The problem. Please write out the material that follows, exactly as it stands.

Entries taken from a collection:
____________________

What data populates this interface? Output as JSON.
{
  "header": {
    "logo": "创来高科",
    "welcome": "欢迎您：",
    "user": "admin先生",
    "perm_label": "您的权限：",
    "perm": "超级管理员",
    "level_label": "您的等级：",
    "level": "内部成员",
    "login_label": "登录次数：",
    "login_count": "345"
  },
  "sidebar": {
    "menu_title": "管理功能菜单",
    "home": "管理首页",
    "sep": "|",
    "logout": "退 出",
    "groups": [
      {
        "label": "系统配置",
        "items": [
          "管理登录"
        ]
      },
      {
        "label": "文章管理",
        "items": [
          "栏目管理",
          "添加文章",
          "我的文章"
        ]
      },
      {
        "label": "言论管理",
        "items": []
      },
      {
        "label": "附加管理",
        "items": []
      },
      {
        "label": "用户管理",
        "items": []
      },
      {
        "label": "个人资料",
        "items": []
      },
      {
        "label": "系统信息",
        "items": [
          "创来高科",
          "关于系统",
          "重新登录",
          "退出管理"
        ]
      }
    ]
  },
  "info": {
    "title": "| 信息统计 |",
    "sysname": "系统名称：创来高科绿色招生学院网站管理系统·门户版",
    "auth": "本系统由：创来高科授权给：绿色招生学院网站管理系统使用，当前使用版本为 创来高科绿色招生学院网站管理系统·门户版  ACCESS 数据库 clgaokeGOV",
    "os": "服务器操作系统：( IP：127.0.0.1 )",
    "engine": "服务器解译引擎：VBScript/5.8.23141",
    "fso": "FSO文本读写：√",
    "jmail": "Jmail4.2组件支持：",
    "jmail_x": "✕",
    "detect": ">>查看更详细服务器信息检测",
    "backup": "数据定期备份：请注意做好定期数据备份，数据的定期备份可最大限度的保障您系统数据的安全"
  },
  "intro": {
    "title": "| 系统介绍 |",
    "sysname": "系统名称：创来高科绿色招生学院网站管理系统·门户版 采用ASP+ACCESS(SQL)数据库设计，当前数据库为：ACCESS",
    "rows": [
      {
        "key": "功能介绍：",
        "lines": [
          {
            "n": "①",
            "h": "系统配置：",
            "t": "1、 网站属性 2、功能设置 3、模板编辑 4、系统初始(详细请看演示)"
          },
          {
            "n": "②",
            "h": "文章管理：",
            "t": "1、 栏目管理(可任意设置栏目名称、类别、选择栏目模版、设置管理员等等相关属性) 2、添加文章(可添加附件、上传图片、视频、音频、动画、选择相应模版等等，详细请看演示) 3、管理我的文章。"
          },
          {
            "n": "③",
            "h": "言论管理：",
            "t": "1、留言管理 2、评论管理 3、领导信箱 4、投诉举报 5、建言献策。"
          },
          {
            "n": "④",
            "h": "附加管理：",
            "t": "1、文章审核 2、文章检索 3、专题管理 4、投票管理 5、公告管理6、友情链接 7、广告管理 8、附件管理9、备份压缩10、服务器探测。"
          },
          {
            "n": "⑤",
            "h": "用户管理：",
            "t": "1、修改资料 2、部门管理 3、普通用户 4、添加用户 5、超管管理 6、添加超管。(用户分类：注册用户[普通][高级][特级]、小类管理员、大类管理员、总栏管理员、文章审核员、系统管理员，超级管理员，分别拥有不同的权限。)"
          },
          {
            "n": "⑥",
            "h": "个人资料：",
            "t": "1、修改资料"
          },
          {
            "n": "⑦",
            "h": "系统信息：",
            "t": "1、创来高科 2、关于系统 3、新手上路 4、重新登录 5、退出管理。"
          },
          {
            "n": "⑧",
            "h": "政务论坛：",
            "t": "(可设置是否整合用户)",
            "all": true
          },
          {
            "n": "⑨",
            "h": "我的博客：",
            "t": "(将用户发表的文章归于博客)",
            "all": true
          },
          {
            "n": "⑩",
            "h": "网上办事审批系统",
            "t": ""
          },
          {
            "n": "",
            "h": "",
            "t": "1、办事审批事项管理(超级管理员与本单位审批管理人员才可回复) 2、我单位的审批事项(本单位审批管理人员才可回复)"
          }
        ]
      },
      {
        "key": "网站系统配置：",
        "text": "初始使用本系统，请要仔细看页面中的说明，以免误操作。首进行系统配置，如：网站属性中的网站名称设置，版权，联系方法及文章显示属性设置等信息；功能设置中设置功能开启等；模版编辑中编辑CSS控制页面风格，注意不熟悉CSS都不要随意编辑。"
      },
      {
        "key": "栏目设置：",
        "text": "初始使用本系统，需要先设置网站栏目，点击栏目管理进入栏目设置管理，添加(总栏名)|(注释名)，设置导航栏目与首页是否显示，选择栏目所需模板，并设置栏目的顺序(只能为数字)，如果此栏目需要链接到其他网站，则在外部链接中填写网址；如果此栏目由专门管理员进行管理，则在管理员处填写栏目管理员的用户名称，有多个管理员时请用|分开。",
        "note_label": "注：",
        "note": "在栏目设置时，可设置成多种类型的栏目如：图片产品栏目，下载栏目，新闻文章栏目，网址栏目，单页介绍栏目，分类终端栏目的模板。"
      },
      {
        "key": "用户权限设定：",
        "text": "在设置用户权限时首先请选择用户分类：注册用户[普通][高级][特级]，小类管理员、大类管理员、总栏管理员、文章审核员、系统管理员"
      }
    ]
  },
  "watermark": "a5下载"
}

____________________

Output for this task.
What data populates this interface? Output as JSON.
{
  "header": {
    "logo": "创来高科",
    "welcome": "欢迎您：",
    "user": "admin先生",
    "perm_label": "您的权限：",
    "perm": "超级管理员",
    "level_label": "您的等级：",
    "level": "内部成员",
    "login_label": "登录次数：",
    "login_count": "345"
  },
  "sidebar": {
    "menu_title": "管理功能菜单",
    "home": "管理首页",
    "sep": "|",
    "logout": "退 出",
    "groups": [
      {
        "label": "系统配置",
        "items": [
          "管理登录"
        ]
      },
      {
        "label": "文章管理",
        "items": [
          "栏目管理",
          "添加文章",
          "我的文章"
        ]
      },
      {
        "label": "言论管理",
        "items": []
      },
      {
        "label": "附加管理",
        "items": []
      },
      {
        "label": "用户管理",
        "items": []
      },
      {
        "label": "个人资料",
        "items": []
      },
      {
        "label": "系统信息",
        "items": [
          "创来高科",
          "关于系统",
          "重新登录",
          "退出管理"
        ]
      }
    ]
  },
  "info": {
    "title": "| 信息统计 |",
    "sysname": "系统名称：创来高科绿色招生学院网站管理系统·门户版",
    "auth": "本系统由：创来高科授权给：绿色招生学院网站管理系统使用，当前使用版本为 创来高科绿色招生学院网站管理系统·门户版  ACCESS 数据库 clgaokeGOV",
    "os": "服务器操作系统：( IP：127.0.0.1 )",
    "engine": "服务器解译引擎：VBScript/5.8.23141",
    "fso": "FSO文本读写：√",
    "jmail": "Jmail4.2组件支持：",
    "jmail_x": "✕",
    "detect": ">>查看更详细服务器信息检测",
    "backup": "数据定期备份：请注意做好定期数据备份，数据的定期备份可最大限度的保障您系统数据的安全"
  },
  "intro": {
    "title": "| 系统介绍 |",
    "sysname": "系统名称：创来高科绿色招生学院网站管理系统·门户版 采用ASP+ACCESS(SQL)数据库设计，当前数据库为：ACCESS",
    "rows": [
      {
        "key": "功能介绍：",
        "lines": [
          {
            "n": "①",
            "h": "系统配置：",
            "t": "1、 网站属性 2、功能设置 3、模板编辑 4、系统初始(详细请看演示)"
          },
          {
            "n": "②",
            "h": "文章管理：",
            "t": "1、 栏目管理(可任意设置栏目名称、类别、选择栏目模版、设置管理员等等相关属性) 2、添加文章(可添加附件、上传图片、视频、音频、动画、选择相应模版等等，详细请看演示) 3、管理我的文章。"
          },
          {
            "n": "③",
            "h": "言论管理：",
            "t": "1、留言管理 2、评论管理 3、领导信箱 4、投诉举报 5、建言献策。"
          },
          {
            "n": "④",
            "h": "附加管理：",
            "t": "1、文章审核 2、文章检索 3、专题管理 4、投票管理 5、公告管理6、友情链接 7、广告管理 8、附件管理9、备份压缩10、服务器探测。"
          },
          {
            "n": "⑤",
            "h": "用户管理：",
            "t": "1、修改资料 2、部门管理 3、普通用户 4、添加用户 5、超管管理 6、添加超管。(用户分类：注册用户[普通][高级][特级]、小类管理员、大类管理员、总栏管理员、文章审核员、系统管理员，超级管理员，分别拥有不同的权限。)"
          },
          {
            "n": "⑥",
            "h": "个人资料：",
            "t": "1、修改资料"
          },
          {
            "n": "⑦",
            "h": "系统信息：",
            "t": "1、创来高科 2、关于系统 3、新手上路 4、重新登录 5、退出管理。"
          },
          {
            "n": "⑧",
            "h": "政务论坛：",
            "t": "(可设置是否整合用户)",
            "all": true
          },
          {
            "n": "⑨",
            "h": "我的博客：",
            "t": "(将用户发表的文章归于博客)",
            "all": true
          },
          {
            "n": "⑩",
            "h": "网上办事审批系统",
            "t": ""
          },
          {
            "n": "",
            "h": "",
            "t": "1、办事审批事项管理(超级管理员与本单位审批管理人员才可回复) 2、我单位的审批事项(本单位审批管理人员才可回复)"
          }
        ]
      },
      {
        "key": "网站系统配置：",
        "text": "初始使用本系统，请要仔细看页面中的说明，以免误操作。首进行系统配置，如：网站属性中的网站名称设置，版权，联系方法及文章显示属性设置等信息；功能设置中设置功能开启等；模版编辑中编辑CSS控制页面风格，注意不熟悉CSS都不要随意编辑。"
      },
      {
        "key": "栏目设置：",
        "text": "初始使用本系统，需要先设置网站栏目，点击栏目管理进入栏目设置管理，添加(总栏名)|(注释名)，设置导航栏目与首页是否显示，选择栏目所需模板，并设置栏目的顺序(只能为数字)，如果此栏目需要链接到其他网站，则在外部链接中填写网址；如果此栏目由专门管理员进行管理，则在管理员处填写栏目管理员的用户名称，有多个管理员时请用|分开。",
        "note_label": "注：",
        "note": "在栏目设置时，可设置成多种类型的栏目如：图片产品栏目，下载栏目，新闻文章栏目，网址栏目，单页介绍栏目，分类终端栏目的模板。"
      },
      {
        "key": "用户权限设定：",
        "text": "在设置用户权限时首先请选择用户分类：注册用户[普通][高级][特级]，小类管理员、大类管理员、总栏管理员、文章审核员、系统管理员"
      }
    ]
  },
  "watermark": "a5下载"
}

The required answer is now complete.